[WHAT YOU NEED TO DO]
Return the entries below in their exact form, leaving the pictures out.

[start MATERIAL FOR THE TASK]

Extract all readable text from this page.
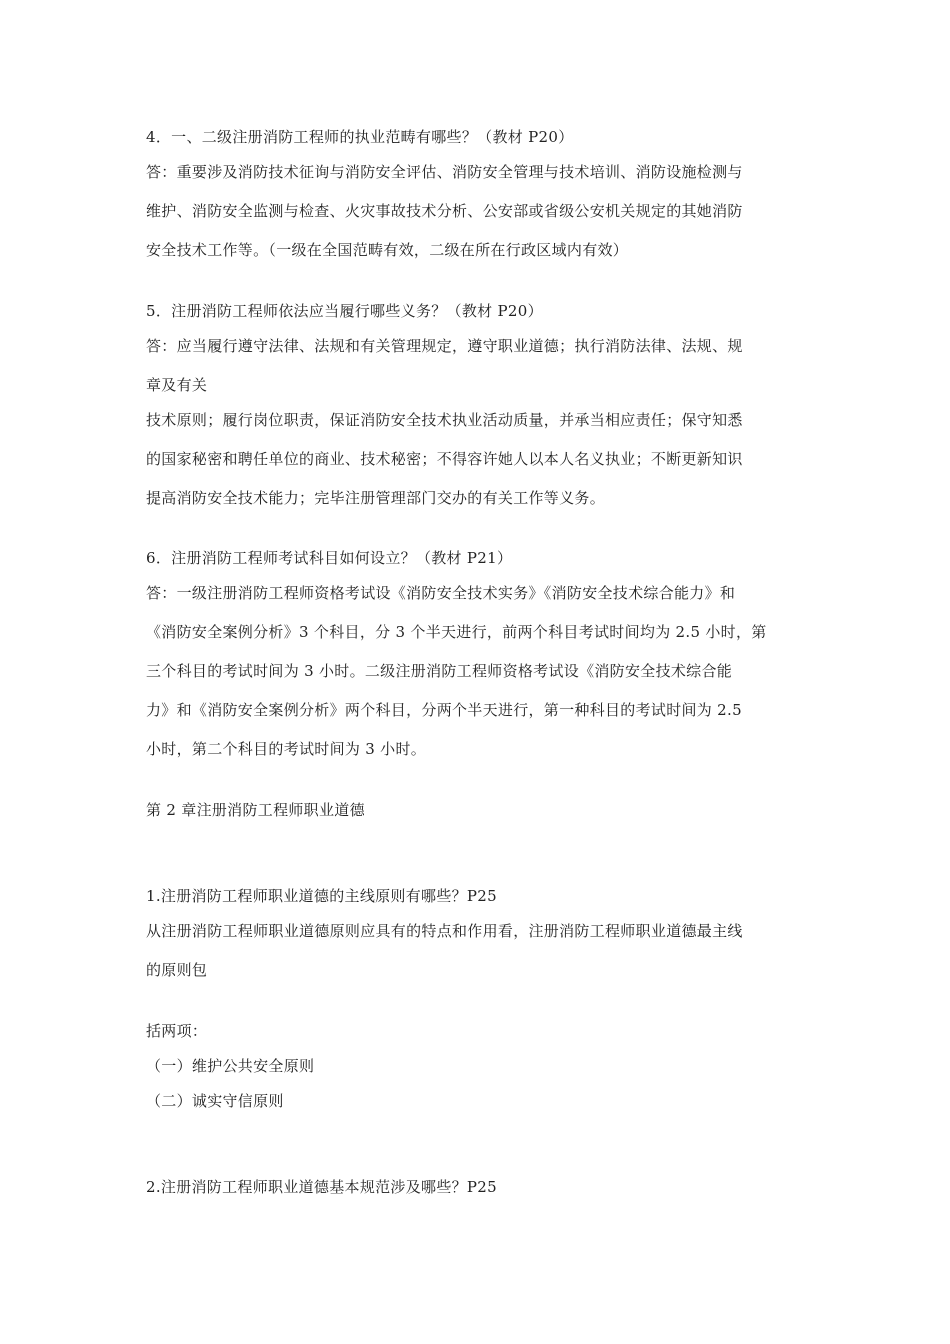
4．一、二级注册消防工程师的执业范畴有哪些？（教材 P20）
答：重要涉及消防技术征询与消防安全评估、消防安全管理与技术培训、消防设施检测与
维护、消防安全监测与检查、火灾事故技术分析、公安部或省级公安机关规定的其她消防
安全技术工作等。（一级在全国范畴有效，二级在所在行政区域内有效）
5．注册消防工程师依法应当履行哪些义务？（教材 P20）
答：应当履行遵守法律、法规和有关管理规定，遵守职业道德；执行消防法律、法规、规
章及有关
技术原则；履行岗位职责，保证消防安全技术执业活动质量，并承当相应责任；保守知悉
的国家秘密和聘任单位的商业、技术秘密；不得容许她人以本人名义执业；不断更新知识
提高消防安全技术能力；完毕注册管理部门交办的有关工作等义务。
6．注册消防工程师考试科目如何设立？（教材 P21）
答：一级注册消防工程师资格考试设《消防安全技术实务》《消防安全技术综合能力》和
《消防安全案例分析》3 个科目，分 3 个半天进行，前两个科目考试时间均为 2.5 小时，第
三个科目的考试时间为 3 小时。二级注册消防工程师资格考试设《消防安全技术综合能
力》和《消防安全案例分析》两个科目，分两个半天进行，第一种科目的考试时间为 2.5
小时，第二个科目的考试时间为 3 小时。
第 2 章注册消防工程师职业道德
1.注册消防工程师职业道德的主线原则有哪些？P25
从注册消防工程师职业道德原则应具有的特点和作用看，注册消防工程师职业道德最主线
的原则包
括两项：
（一）维护公共安全原则
（二）诚实守信原则
2.注册消防工程师职业道德基本规范涉及哪些？P25
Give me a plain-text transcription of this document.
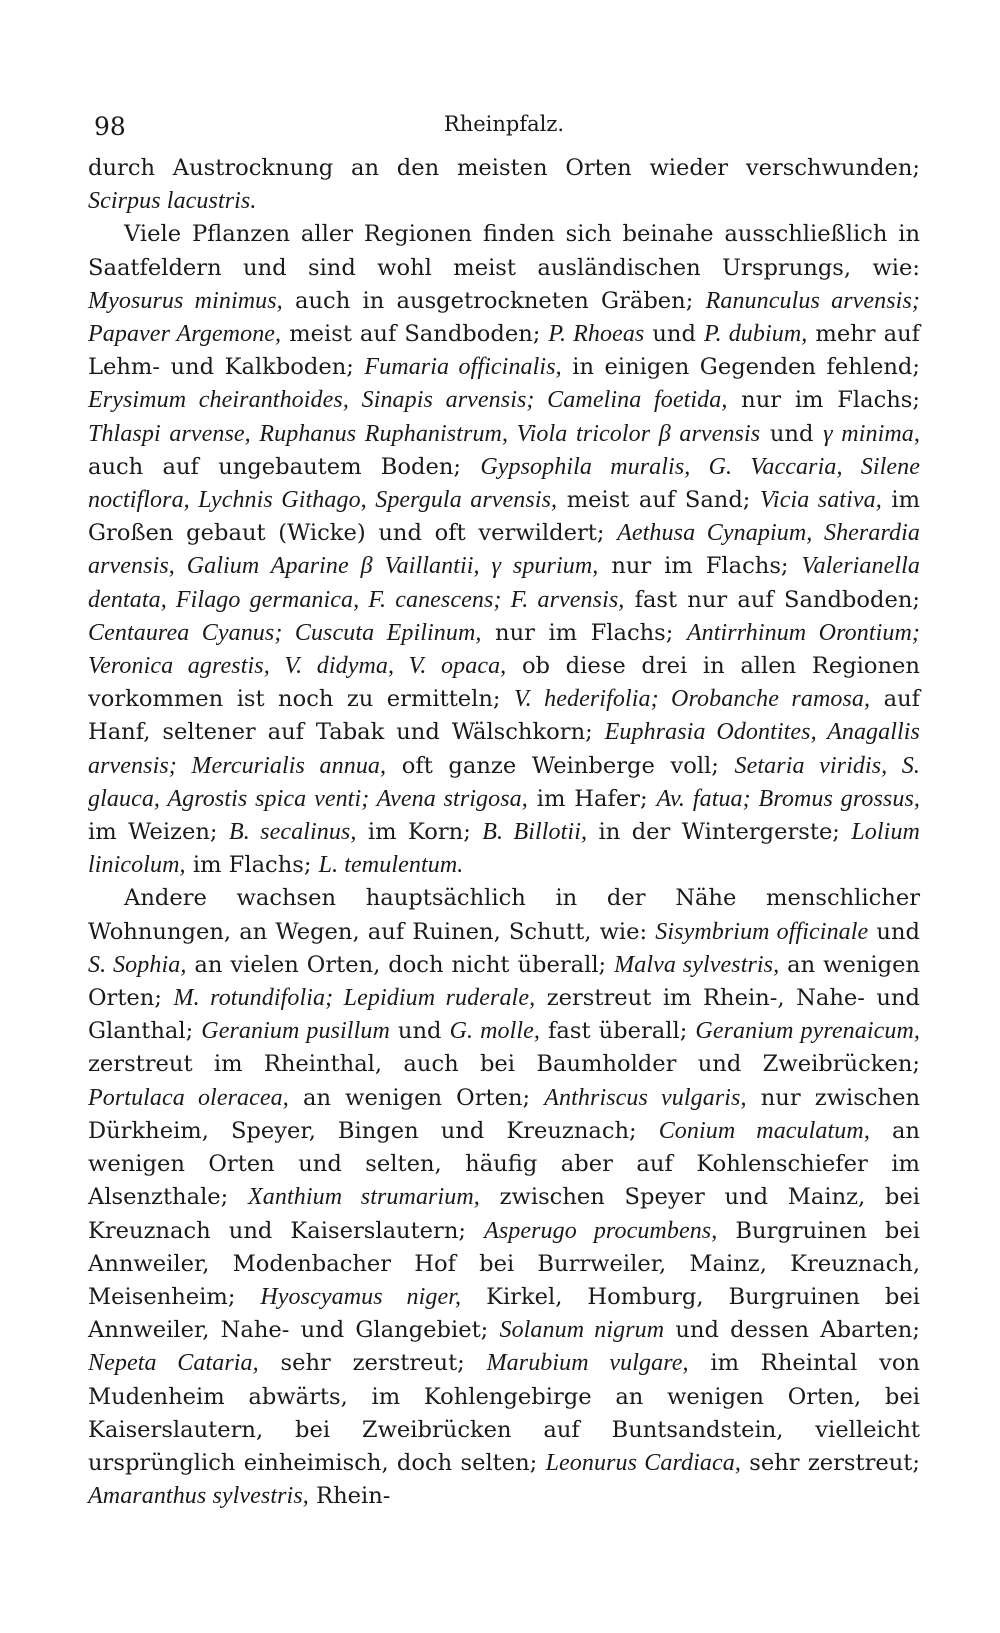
98	Rheinpfalz.

durch Austrocknung an den meisten Orten wieder verschwunden; Scirpus lacustris.

Viele Pflanzen aller Regionen finden sich beinahe ausschließlich in Saatfeldern und sind wohl meist ausländischen Ursprungs, wie: Myosurus minimus, auch in ausgetrockneten Gräben; Ranunculus arvensis; Papaver Argemone, meist auf Sandboden; P. Rhoeas und P. dubium, mehr auf Lehm- und Kalkboden; Fumaria officinalis, in einigen Gegenden fehlend; Erysimum cheiranthoides, Sinapis arvensis; Camelina foetida, nur im Flachs; Thlaspi arvense, Ruphanus Ruphanistrum, Viola tricolor β arvensis und γ minima, auch auf ungebautem Boden; Gypsophila muralis, G. Vaccaria, Silene noctiflora, Lychnis Githago, Spergula arvensis, meist auf Sand; Vicia sativa, im Großen gebaut (Wicke) und oft verwildert; Aethusa Cynapium, Sherardia arvensis, Galium Aparine β Vaillantii, γ spurium, nur im Flachs; Valerianella dentata, Filago germanica, F. canescens; F. arvensis, fast nur auf Sandboden; Centaurea Cyanus; Cuscuta Epilinum, nur im Flachs; Antirrhinum Orontium; Veronica agrestis, V. didyma, V. opaca, ob diese drei in allen Regionen vorkommen ist noch zu ermitteln; V. hederifolia; Orobanche ramosa, auf Hanf, seltener auf Tabak und Wälschkorn; Euphrasia Odontites, Anagallis arvensis; Mercurialis annua, oft ganze Weinberge voll; Setaria viridis, S. glauca, Agrostis spica venti; Avena strigosa, im Hafer; Av. fatua; Bromus grossus, im Weizen; B. secalinus, im Korn; B. Billotii, in der Wintergerste; Lolium linicolum, im Flachs; L. temulentum.

Andere wachsen hauptsächlich in der Nähe menschlicher Wohnungen, an Wegen, auf Ruinen, Schutt, wie: Sisymbrium officinale und S. Sophia, an vielen Orten, doch nicht überall; Malva sylvestris, an wenigen Orten; M. rotundifolia; Lepidium ruderale, zerstreut im Rhein-, Nahe- und Glanthal; Geranium pusillum und G. molle, fast überall; Geranium pyrenaicum, zerstreut im Rheinthal, auch bei Baumholder und Zweibrücken; Portulaca oleracea, an wenigen Orten; Anthriscus vulgaris, nur zwischen Dürkheim, Speyer, Bingen und Kreuznach; Conium maculatum, an wenigen Orten und selten, häufig aber auf Kohlenschiefer im Alsenzthale; Xanthium strumarium, zwischen Speyer und Mainz, bei Kreuznach und Kaiserslautern; Asperugo procumbens, Burgruinen bei Annweiler, Modenbacher Hof bei Burrweiler, Mainz, Kreuznach, Meisenheim; Hyoscyamus niger, Kirkel, Homburg, Burgruinen bei Annweiler, Nahe- und Glangebiet; Solanum nigrum und dessen Abarten; Nepeta Cataria, sehr zerstreut; Marubium vulgare, im Rheintal von Mudenheim abwärts, im Kohlengebirge an wenigen Orten, bei Kaiserslautern, bei Zweibrücken auf Buntsandstein, vielleicht ursprünglich einheimisch, doch selten; Leonurus Cardiaca, sehr zerstreut; Amaranthus sylvestris, Rhein-
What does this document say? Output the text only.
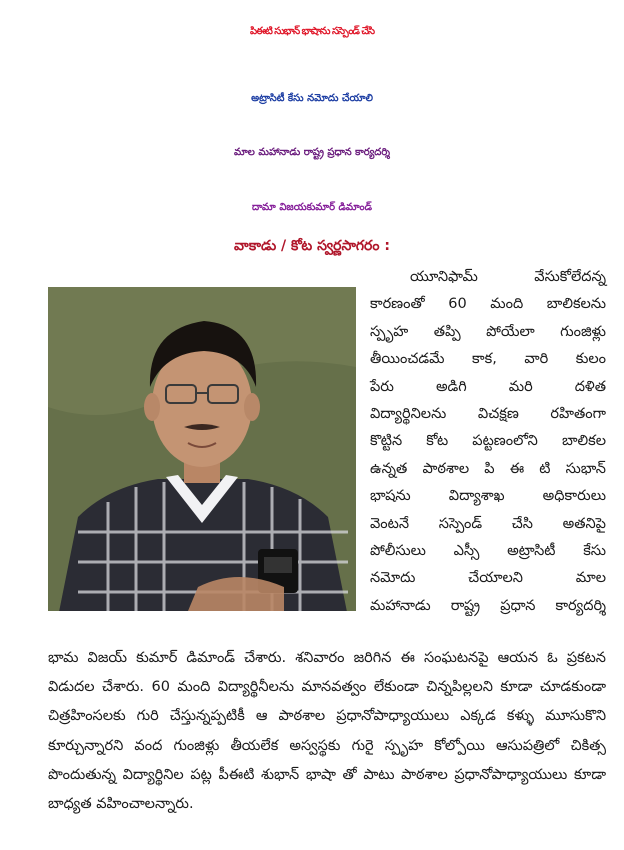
పిఈటి సుభాన్ భాషాను సస్పెండ్ చేసి
అట్రాసిటీ కేసు నమోదు చేయాలి
మాల మహానాడు రాష్ట్ర ప్రధాన కార్యదర్శి
దామా విజయకుమార్ డిమాండ్
వాకాడు / కోట స్వర్ణసాగరం :

యూనిఫామ్ వేసుకోలేదన్న

కారణంతో 60 మంది బాలికలను

స్పృహ తప్పి పోయేలా గుంజిళ్లు

తీయించడమే కాక, వారి కులం

పేరు అడిగి మరి దళిత

విద్యార్థినిలను విచక్షణ రహితంగా

కొట్టిన కోట పట్టణంలోని బాలికల

ఉన్నత పాఠశాల పి ఈ టి సుభాన్

భాషను విద్యాశాఖ అధికారులు

వెంటనే సస్పెండ్ చేసి అతనిపై

పోలీసులు ఎస్సీ అట్రాసిటీ కేసు

నమోదు చేయాలని మాల

మహానాడు రాష్ట్ర ప్రధాన కార్యదర్శి

భామ విజయ్ కుమార్ డిమాండ్ చేశారు. శనివారం జరిగిన ఈ సంఘటనపై ఆయన ఓ ప్రకటన విడుదల చేశారు. 60 మంది విద్యార్థినీలను మానవత్వం లేకుండా చిన్నపిల్లలని కూడా చూడకుండా చిత్రహింసలకు గురి చేస్తున్నప్పటికీ ఆ పాఠశాల ప్రధానోపాధ్యాయులు ఎక్కడ కళ్ళు మూసుకొని కూర్చున్నారని వంద గుంజిళ్లు తీయలేక అస్వస్థకు గురై స్పృహ కోల్పోయి ఆసుపత్రిలో చికిత్స పొందుతున్న విద్యార్థినిల పట్ల పీఈటి శుభాన్ భాషా తో పాటు పాఠశాల ప్రధానోపాధ్యాయులు కూడా బాధ్యత వహించాలన్నారు.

[end MATERIAL FOR THE TASK]

[WORKED ANSWER]
Extract all readable text from this page.
4．一、二级注册消防工程师的执业范畴有哪些？（教材 P20）
答：重要涉及消防技术征询与消防安全评估、消防安全管理与技术培训、消防设施检测与
维护、消防安全监测与检查、火灾事故技术分析、公安部或省级公安机关规定的其她消防
安全技术工作等。（一级在全国范畴有效，二级在所在行政区域内有效）
5．注册消防工程师依法应当履行哪些义务？（教材 P20）
答：应当履行遵守法律、法规和有关管理规定，遵守职业道德；执行消防法律、法规、规
章及有关
技术原则；履行岗位职责，保证消防安全技术执业活动质量，并承当相应责任；保守知悉
的国家秘密和聘任单位的商业、技术秘密；不得容许她人以本人名义执业；不断更新知识
提高消防安全技术能力；完毕注册管理部门交办的有关工作等义务。
6．注册消防工程师考试科目如何设立？（教材 P21）
答：一级注册消防工程师资格考试设《消防安全技术实务》《消防安全技术综合能力》和
《消防安全案例分析》3 个科目，分 3 个半天进行，前两个科目考试时间均为 2.5 小时，第
三个科目的考试时间为 3 小时。二级注册消防工程师资格考试设《消防安全技术综合能
力》和《消防安全案例分析》两个科目，分两个半天进行，第一种科目的考试时间为 2.5
小时，第二个科目的考试时间为 3 小时。
第 2 章注册消防工程师职业道德
1.注册消防工程师职业道德的主线原则有哪些？P25
从注册消防工程师职业道德原则应具有的特点和作用看，注册消防工程师职业道德最主线
的原则包
括两项：
（一）维护公共安全原则
（二）诚实守信原则
2.注册消防工程师职业道德基本规范涉及哪些？P25
Give me a plain-text transcription of this document.
98	Rheinpfalz.

durch Austrocknung an den meisten Orten wieder verschwunden; Scirpus lacustris.

Viele Pflanzen aller Regionen finden sich beinahe ausschließlich in Saatfeldern und sind wohl meist ausländischen Ursprungs, wie: Myosurus minimus, auch in ausgetrockneten Gräben; Ranunculus arvensis; Papaver Argemone, meist auf Sandboden; P. Rhoeas und P. dubium, mehr auf Lehm- und Kalkboden; Fumaria officinalis, in einigen Gegenden fehlend; Erysimum cheiranthoides, Sinapis arvensis; Camelina foetida, nur im Flachs; Thlaspi arvense, Ruphanus Ruphanistrum, Viola tricolor β arvensis und γ minima, auch auf ungebautem Boden; Gypsophila muralis, G. Vaccaria, Silene noctiflora, Lychnis Githago, Spergula arvensis, meist auf Sand; Vicia sativa, im Großen gebaut (Wicke) und oft verwildert; Aethusa Cynapium, Sherardia arvensis, Galium Aparine β Vaillantii, γ spurium, nur im Flachs; Valerianella dentata, Filago germanica, F. canescens; F. arvensis, fast nur auf Sandboden; Centaurea Cyanus; Cuscuta Epilinum, nur im Flachs; Antirrhinum Orontium; Veronica agrestis, V. didyma, V. opaca, ob diese drei in allen Regionen vorkommen ist noch zu ermitteln; V. hederifolia; Orobanche ramosa, auf Hanf, seltener auf Tabak und Wälschkorn; Euphrasia Odontites, Anagallis arvensis; Mercurialis annua, oft ganze Weinberge voll; Setaria viridis, S. glauca, Agrostis spica venti; Avena strigosa, im Hafer; Av. fatua; Bromus grossus, im Weizen; B. secalinus, im Korn; B. Billotii, in der Wintergerste; Lolium linicolum, im Flachs; L. temulentum.

Andere wachsen hauptsächlich in der Nähe menschlicher Wohnungen, an Wegen, auf Ruinen, Schutt, wie: Sisymbrium officinale und S. Sophia, an vielen Orten, doch nicht überall; Malva sylvestris, an wenigen Orten; M. rotundifolia; Lepidium ruderale, zerstreut im Rhein-, Nahe- und Glanthal; Geranium pusillum und G. molle, fast überall; Geranium pyrenaicum, zerstreut im Rheinthal, auch bei Baumholder und Zweibrücken; Portulaca oleracea, an wenigen Orten; Anthriscus vulgaris, nur zwischen Dürkheim, Speyer, Bingen und Kreuznach; Conium maculatum, an wenigen Orten und selten, häufig aber auf Kohlenschiefer im Alsenzthale; Xanthium strumarium, zwischen Speyer und Mainz, bei Kreuznach und Kaiserslautern; Asperugo procumbens, Burgruinen bei Annweiler, Modenbacher Hof bei Burrweiler, Mainz, Kreuznach, Meisenheim; Hyoscyamus niger, Kirkel, Homburg, Burgruinen bei Annweiler, Nahe- und Glangebiet; Solanum nigrum und dessen Abarten; Nepeta Cataria, sehr zerstreut; Marubium vulgare, im Rheintal von Mudenheim abwärts, im Kohlengebirge an wenigen Orten, bei Kaiserslautern, bei Zweibrücken auf Buntsandstein, vielleicht ursprünglich einheimisch, doch selten; Leonurus Cardiaca, sehr zerstreut; Amaranthus sylvestris, Rhein-
What does this document say? Output the text only.
పిఈటి సుభాన్ భాషాను సస్పెండ్ చేసి
అట్రాసిటీ కేసు నమోదు చేయాలి
మాల మహానాడు రాష్ట్ర ప్రధాన కార్యదర్శి
దామా విజయకుమార్ డిమాండ్
వాకాడు / కోట స్వర్ణసాగరం :

యూనిఫామ్ వేసుకోలేదన్న

కారణంతో 60 మంది బాలికలను

స్పృహ తప్పి పోయేలా గుంజిళ్లు

తీయించడమే కాక, వారి కులం

పేరు అడిగి మరి దళిత

విద్యార్థినిలను విచక్షణ రహితంగా

కొట్టిన కోట పట్టణంలోని బాలికల

ఉన్నత పాఠశాల పి ఈ టి సుభాన్

భాషను విద్యాశాఖ అధికారులు

వెంటనే సస్పెండ్ చేసి అతనిపై

పోలీసులు ఎస్సీ అట్రాసిటీ కేసు

నమోదు చేయాలని మాల

మహానాడు రాష్ట్ర ప్రధాన కార్యదర్శి

భామ విజయ్ కుమార్ డిమాండ్ చేశారు. శనివారం జరిగిన ఈ సంఘటనపై ఆయన ఓ ప్రకటన విడుదల చేశారు. 60 మంది విద్యార్థినీలను మానవత్వం లేకుండా చిన్నపిల్లలని కూడా చూడకుండా చిత్రహింసలకు గురి చేస్తున్నప్పటికీ ఆ పాఠశాల ప్రధానోపాధ్యాయులు ఎక్కడ కళ్ళు మూసుకొని కూర్చున్నారని వంద గుంజిళ్లు తీయలేక అస్వస్థకు గురై స్పృహ కోల్పోయి ఆసుపత్రిలో చికిత్స పొందుతున్న విద్యార్థినిల పట్ల పీఈటి శుభాన్ భాషా తో పాటు పాఠశాల ప్రధానోపాధ్యాయులు కూడా బాధ్యత వహించాలన్నారు.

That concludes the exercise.